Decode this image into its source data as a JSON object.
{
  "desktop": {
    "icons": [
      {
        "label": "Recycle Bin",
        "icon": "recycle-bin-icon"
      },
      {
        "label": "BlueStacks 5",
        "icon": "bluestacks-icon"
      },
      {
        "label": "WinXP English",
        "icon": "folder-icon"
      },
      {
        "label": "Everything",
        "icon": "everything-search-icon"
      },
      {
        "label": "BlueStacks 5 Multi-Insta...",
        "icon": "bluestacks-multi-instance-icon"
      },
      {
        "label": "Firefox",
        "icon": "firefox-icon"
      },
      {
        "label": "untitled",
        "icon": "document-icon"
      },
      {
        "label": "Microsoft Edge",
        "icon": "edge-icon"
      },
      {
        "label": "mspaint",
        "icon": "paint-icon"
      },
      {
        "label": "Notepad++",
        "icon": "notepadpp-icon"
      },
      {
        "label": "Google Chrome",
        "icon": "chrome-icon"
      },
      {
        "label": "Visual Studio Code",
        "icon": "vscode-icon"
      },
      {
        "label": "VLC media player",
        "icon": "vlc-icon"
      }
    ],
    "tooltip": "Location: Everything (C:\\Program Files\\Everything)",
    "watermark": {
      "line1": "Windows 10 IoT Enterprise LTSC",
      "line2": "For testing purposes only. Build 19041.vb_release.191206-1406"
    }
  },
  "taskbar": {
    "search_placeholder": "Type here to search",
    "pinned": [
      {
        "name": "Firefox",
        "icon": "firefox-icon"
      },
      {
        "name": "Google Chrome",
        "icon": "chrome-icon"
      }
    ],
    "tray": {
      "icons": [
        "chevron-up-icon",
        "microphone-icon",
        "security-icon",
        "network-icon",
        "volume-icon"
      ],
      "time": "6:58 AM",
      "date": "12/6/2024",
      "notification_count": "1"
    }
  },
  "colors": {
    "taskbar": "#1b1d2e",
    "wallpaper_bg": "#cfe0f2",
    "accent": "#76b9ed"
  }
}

▶ [DIRECTION]
Return all of the data word for word.

▶ [FINAL RESULT]
Decode this image into its source data as a JSON object.
{
  "desktop": {
    "icons": [
      {
        "label": "Recycle Bin",
        "icon": "recycle-bin-icon"
      },
      {
        "label": "BlueStacks 5",
        "icon": "bluestacks-icon"
      },
      {
        "label": "WinXP English",
        "icon": "folder-icon"
      },
      {
        "label": "Everything",
        "icon": "everything-search-icon"
      },
      {
        "label": "BlueStacks 5 Multi-Insta...",
        "icon": "bluestacks-multi-instance-icon"
      },
      {
        "label": "Firefox",
        "icon": "firefox-icon"
      },
      {
        "label": "untitled",
        "icon": "document-icon"
      },
      {
        "label": "Microsoft Edge",
        "icon": "edge-icon"
      },
      {
        "label": "mspaint",
        "icon": "paint-icon"
      },
      {
        "label": "Notepad++",
        "icon": "notepadpp-icon"
      },
      {
        "label": "Google Chrome",
        "icon": "chrome-icon"
      },
      {
        "label": "Visual Studio Code",
        "icon": "vscode-icon"
      },
      {
        "label": "VLC media player",
        "icon": "vlc-icon"
      }
    ],
    "tooltip": "Location: Everything (C:\\Program Files\\Everything)",
    "watermark": {
      "line1": "Windows 10 IoT Enterprise LTSC",
      "line2": "For testing purposes only. Build 19041.vb_release.191206-1406"
    }
  },
  "taskbar": {
    "search_placeholder": "Type here to search",
    "pinned": [
      {
        "name": "Firefox",
        "icon": "firefox-icon"
      },
      {
        "name": "Google Chrome",
        "icon": "chrome-icon"
      }
    ],
    "tray": {
      "icons": [
        "chevron-up-icon",
        "microphone-icon",
        "security-icon",
        "network-icon",
        "volume-icon"
      ],
      "time": "6:58 AM",
      "date": "12/6/2024",
      "notification_count": "1"
    }
  },
  "colors": {
    "taskbar": "#1b1d2e",
    "wallpaper_bg": "#cfe0f2",
    "accent": "#76b9ed"
  }
}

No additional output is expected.